(Records)

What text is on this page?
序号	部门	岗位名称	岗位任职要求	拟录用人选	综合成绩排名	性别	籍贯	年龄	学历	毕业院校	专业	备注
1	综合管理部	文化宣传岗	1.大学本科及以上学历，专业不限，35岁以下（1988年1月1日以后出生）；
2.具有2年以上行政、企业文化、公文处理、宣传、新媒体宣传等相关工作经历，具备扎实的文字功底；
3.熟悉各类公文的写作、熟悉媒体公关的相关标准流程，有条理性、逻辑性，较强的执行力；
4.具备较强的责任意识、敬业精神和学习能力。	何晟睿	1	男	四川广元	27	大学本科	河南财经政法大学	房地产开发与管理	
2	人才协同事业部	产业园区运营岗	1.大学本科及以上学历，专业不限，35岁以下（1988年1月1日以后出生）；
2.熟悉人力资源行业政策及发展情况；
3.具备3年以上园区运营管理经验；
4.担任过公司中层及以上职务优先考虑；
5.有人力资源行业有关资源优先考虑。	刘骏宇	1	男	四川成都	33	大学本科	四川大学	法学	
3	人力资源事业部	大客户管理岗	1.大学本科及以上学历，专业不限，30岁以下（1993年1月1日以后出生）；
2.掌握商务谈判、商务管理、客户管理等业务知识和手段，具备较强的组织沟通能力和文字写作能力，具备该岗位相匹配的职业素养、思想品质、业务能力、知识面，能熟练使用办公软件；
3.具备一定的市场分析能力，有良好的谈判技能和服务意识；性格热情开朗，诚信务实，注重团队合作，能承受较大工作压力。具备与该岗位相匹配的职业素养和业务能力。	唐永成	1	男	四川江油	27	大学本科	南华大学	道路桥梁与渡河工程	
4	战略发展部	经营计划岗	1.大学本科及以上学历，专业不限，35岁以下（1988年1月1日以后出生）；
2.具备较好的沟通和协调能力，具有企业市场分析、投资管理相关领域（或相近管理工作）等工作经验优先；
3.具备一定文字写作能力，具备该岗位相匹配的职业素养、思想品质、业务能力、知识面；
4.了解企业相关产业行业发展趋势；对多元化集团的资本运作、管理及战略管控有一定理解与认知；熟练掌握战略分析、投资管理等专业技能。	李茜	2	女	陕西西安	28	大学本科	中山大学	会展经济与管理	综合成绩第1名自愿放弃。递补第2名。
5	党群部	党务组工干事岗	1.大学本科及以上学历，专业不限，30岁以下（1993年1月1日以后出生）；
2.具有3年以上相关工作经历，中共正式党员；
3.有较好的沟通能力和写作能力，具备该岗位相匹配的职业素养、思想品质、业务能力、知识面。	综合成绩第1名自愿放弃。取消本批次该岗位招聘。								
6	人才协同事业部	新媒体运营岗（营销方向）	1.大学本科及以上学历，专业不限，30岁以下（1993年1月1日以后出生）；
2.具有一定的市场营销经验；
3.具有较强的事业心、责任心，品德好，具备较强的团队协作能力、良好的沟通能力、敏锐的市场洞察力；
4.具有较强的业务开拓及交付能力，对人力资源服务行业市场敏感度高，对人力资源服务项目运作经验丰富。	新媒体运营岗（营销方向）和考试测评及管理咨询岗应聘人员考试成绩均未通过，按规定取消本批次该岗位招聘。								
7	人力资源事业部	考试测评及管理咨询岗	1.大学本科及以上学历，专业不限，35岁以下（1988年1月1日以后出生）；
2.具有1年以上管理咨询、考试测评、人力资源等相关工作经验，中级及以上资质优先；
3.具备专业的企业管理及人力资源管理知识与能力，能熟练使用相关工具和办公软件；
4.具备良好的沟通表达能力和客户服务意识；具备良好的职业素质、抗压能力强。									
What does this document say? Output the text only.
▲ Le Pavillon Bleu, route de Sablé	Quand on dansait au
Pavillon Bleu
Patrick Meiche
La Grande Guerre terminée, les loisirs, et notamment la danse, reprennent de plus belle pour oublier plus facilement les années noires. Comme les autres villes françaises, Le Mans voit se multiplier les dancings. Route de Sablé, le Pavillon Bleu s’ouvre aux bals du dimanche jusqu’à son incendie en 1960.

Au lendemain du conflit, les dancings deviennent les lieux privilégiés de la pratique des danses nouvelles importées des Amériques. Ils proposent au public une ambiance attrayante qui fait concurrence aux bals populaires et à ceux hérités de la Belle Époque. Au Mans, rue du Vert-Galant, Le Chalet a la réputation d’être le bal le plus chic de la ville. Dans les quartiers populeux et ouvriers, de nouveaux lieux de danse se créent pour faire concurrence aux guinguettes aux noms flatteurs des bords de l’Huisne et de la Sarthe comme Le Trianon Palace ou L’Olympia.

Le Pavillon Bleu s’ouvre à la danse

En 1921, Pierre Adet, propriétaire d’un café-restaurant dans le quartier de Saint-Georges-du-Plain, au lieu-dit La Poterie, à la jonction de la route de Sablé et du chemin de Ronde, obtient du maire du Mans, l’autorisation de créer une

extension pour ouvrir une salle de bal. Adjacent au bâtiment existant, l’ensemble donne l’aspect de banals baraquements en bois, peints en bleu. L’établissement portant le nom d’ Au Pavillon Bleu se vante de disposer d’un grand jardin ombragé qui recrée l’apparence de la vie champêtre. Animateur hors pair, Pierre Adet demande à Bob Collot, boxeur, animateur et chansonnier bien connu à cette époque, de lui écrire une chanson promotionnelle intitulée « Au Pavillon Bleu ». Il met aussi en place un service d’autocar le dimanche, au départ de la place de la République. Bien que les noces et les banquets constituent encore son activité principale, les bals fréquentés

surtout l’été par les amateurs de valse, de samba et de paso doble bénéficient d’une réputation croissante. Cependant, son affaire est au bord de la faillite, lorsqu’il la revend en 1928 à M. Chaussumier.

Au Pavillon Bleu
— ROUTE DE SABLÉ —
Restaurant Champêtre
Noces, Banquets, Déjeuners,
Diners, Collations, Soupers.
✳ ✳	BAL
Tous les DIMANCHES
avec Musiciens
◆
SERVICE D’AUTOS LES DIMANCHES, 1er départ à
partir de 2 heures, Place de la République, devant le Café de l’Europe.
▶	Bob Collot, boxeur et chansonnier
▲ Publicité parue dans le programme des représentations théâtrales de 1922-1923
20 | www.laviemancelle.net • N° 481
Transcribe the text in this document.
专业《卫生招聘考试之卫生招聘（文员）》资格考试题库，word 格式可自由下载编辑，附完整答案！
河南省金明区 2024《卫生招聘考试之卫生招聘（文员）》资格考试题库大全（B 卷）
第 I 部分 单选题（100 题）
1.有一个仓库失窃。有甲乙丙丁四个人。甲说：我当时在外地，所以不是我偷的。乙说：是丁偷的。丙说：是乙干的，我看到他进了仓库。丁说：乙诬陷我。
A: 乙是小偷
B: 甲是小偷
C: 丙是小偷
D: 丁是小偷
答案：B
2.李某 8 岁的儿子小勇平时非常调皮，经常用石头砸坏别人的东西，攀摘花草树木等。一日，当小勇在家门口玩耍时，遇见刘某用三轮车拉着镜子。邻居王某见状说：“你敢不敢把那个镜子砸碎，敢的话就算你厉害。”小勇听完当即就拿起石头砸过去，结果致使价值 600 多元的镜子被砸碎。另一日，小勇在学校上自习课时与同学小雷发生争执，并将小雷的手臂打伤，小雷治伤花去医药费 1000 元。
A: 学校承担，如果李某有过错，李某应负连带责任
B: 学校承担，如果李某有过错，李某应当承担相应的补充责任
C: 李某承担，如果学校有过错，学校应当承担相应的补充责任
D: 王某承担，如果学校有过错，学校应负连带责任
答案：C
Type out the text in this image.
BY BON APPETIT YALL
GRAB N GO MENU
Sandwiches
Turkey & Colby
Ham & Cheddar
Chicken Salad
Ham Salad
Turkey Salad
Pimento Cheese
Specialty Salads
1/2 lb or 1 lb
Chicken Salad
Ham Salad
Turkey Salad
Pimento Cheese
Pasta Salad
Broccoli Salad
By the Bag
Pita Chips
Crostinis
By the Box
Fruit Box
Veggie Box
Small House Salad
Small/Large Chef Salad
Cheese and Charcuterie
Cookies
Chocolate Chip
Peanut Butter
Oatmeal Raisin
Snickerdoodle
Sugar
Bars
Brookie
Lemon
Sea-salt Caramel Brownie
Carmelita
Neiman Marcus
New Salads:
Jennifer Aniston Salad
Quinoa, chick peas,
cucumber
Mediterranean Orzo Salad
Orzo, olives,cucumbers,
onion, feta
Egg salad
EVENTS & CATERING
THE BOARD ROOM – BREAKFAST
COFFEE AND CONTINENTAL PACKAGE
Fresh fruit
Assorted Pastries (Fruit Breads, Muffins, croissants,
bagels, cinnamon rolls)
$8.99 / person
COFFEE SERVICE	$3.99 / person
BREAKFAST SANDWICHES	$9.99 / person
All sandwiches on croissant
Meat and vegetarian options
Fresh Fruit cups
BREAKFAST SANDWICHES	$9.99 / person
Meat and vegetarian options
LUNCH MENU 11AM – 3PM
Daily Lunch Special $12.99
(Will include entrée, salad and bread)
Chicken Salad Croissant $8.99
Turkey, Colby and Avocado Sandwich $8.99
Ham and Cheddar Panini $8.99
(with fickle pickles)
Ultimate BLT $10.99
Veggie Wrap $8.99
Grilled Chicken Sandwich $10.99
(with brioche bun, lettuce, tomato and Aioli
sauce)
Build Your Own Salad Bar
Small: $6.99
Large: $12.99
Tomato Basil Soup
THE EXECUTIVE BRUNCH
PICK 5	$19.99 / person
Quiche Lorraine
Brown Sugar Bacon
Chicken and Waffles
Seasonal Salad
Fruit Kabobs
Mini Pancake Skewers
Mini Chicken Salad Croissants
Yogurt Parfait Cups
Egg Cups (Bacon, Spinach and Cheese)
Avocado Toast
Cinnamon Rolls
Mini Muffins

### TASK DIRECTIONS
Find the lines that include the string "新媒体运营岗", then copy each of them.

### RESULT
6	人才协同事业部	新媒体运营岗（营销方向）	1.大学本科及以上学历，专业不限，30岁以下（1993年1月1日以后出生）；
4.具有较强的业务开拓及交付能力，对人力资源服务行业市场敏感度高，对人力资源服务项目运作经验丰富。	新媒体运营岗（营销方向）和考试测评及管理咨询岗应聘人员考试成绩均未通过，按规定取消本批次该岗位招聘。								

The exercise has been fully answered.